**QUESTIONS TO ANSWER:**
#1 Reproduce the passage of the cluster guide between "Computing clusters: Local" and "is user name.", inclusive.
#2 According to the cluster guide, how much user space does the /home filesystem on as67-1.vscht.cz provide?

**SOURCE TEXT:**
.....

Computing clusters: Local Guide
We have two separate clusters,
old a324-2.vscht.cz (IP = 147.33.103.153 static) and
new as67-1.vscht.cz (IP = dynamic, now 147.33.79.103).
User home directory is /home/USER, user data directory is /data/USER.
On nodes (clients), a user can use scratch disk space in directory
/scratch/USER/, where USER is user name.
Scratch disks are nonperiodically cleared from older files.
This event is announced in advance.
Configuration as of May 2009:
a324-2.vscht.cz (147.33.103.153) contains two filesystems:
- /home = 246 GB of user space, accessible (via NFS) from all clients, periodically backed-up
- /data = 158 GB of space, not available in clients and not backed-up
| computer | proc- essor | co- res | mem [GiB] | scratch [kiB] | normal queue | nice queue |
| a00 = a324-2 | Athlon | 2 | 4 | - | - | - | | a03 | Athlon | 1 | 1 | 71 259 640 | aqa-1-1 | nqa-1-1 |
| a04 | Athlon | 1 | 1 | 71 259 640 | aqa-1-1 | nqa-1-1 |
| a08 | Athlon | 2 | 4 | 184 401 136 | aqa-2-4 | nqa-2-4 |
| a09 | Athlon | 2 | 4 | 184 401 136 | aqa-2-4 | nqa-2-4 |
| a10 | Athlon | 2 | 4 | 184 401 136 | aqa-2-4 | nqa-2-4 |
| a11 | Athlon | 2 | 4 | 184 401 136 | aqa-2-4 | nqa-2-4 |
| a12 | Athlon | 2 | 4 | 184 401 136 | aqa-2-4 | nqa-2-4 |
| a13 | Athlon | 2 | 4 | 184 401 136 | aqa-2-4 | nqa-2-4 |
| a14 | Athlon | 2 | 4 | 184 401 136 | aqa-2-4 | nqa-2-4 |
| a15 | Athlon | 2 | 4 | 184 401 136 | aqa-2-4 | nqa-2-4 |
| a16 | Athlon | 2 | 4 | 184 401 136 | aqa-2-4 | nqa-2-4 |
| a20 | Athlon | 2 | 2 | 107 486 652 | aqa-2-2 | nqa-2-2 |
| a21 | Athlon | 2 | 2 | 107 486 652 | aqa-2-2 | nqa-2-2 |
| a22 | Athlon | 2 | 2 | 107 486 652 | aqa-2-2 | nqa-2-2 |
| a23 | Athlon | 2 | 2 | 107 486 652 | aqa-2-2 | nqa-2-2 |
| a24 | Athlon | 2 | 2 | 107 486 652 | aqa-2-2 | nqa-2-2 |
| a25 | Athlon | 2 | 2 | 107 486 652 | aqa-2-2 | nqa-2-2 |
| a26 | Athlon | 2 | 2 | 107 486 652 | aqa-2-2 | nqa-2-2 |
| a27 | Athlon | 2 | 2 | 107 486 652 | aqa-2-2 | nqa-2-2 |
| a28 | Athlon | 2 | 2 | 107 486 652 | aqa-2-2 | nqa-2-2 |
| a29 | Athlon | 2 | 2 | 107 486 652 | aqa-2-2 | nqa-2-2 |
| a30 | Athlon | 2 | 2 | 107 486 652 | aqa-2-2 | nqa-2-2 |
| a31 | Athlon | 2 | 2 | 107 486 652 | aqa-2-2 | nqa-2-2 |
| a32 | Athlon | 2 | 2 | 107 486 652 | aqa-2-2 | nqa-2-2 |
| a33 | Athlon | 2 | 2 | 107 486 652 | aqa-2-2 | nqa-2-2 |
| a34 | Athlon | 2 | 2 | 107 486 652 | aqa-2-2 | nqa-2-2 |
System administrator: Jiri Kolafa
|
as67-1.vscht.cz contains one filesystem:
- /home = 4.5 TiB of user space, accessible (via NFS) from all clients.

.....

**EXCERPTED DATA:**
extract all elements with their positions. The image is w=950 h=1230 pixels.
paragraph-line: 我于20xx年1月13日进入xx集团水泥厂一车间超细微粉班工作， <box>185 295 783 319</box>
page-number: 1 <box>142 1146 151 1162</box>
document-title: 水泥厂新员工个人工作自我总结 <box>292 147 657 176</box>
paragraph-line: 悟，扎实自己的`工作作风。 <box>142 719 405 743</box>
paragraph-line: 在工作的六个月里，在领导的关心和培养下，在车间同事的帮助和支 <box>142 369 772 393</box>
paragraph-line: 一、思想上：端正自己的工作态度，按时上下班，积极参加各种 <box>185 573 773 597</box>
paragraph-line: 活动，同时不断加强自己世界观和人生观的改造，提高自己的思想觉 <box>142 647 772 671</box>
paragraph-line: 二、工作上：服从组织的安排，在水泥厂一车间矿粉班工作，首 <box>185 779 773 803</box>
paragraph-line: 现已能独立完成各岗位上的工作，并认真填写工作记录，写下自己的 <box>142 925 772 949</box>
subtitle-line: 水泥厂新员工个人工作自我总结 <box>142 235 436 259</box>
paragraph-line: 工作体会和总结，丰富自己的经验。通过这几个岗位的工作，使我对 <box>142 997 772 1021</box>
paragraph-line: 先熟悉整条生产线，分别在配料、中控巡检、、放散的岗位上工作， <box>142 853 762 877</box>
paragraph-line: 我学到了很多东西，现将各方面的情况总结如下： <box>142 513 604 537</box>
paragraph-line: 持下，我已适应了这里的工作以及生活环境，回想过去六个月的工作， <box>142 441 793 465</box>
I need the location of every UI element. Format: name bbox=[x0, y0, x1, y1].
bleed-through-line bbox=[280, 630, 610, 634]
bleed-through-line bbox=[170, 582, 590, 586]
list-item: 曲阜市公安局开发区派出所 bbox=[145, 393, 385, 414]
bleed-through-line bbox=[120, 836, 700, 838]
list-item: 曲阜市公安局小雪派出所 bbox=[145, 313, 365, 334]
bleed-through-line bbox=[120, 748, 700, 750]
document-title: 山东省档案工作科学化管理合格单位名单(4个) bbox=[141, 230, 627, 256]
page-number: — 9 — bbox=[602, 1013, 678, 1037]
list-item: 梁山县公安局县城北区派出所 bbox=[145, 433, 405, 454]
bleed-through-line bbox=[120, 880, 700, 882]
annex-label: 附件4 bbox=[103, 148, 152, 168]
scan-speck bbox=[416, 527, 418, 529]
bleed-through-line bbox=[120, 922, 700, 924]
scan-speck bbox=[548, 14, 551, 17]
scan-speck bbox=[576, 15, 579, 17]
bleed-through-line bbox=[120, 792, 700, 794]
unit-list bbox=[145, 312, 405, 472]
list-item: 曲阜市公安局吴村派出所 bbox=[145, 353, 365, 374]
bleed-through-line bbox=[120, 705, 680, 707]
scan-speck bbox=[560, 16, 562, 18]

.....

**TASK ANSWERS:**
#1
Computing clusters: Local Guide
We have two separate clusters,
old a324-2.vscht.cz (IP = 147.33.103.153 static) and
new as67-1.vscht.cz (IP = dynamic, now 147.33.79.103).
User home directory is /home/USER, user data directory is /data/USER.
On nodes (clients), a user can use scratch disk space in directory
/scratch/USER/, where USER is user name.

#2 4.5 TiB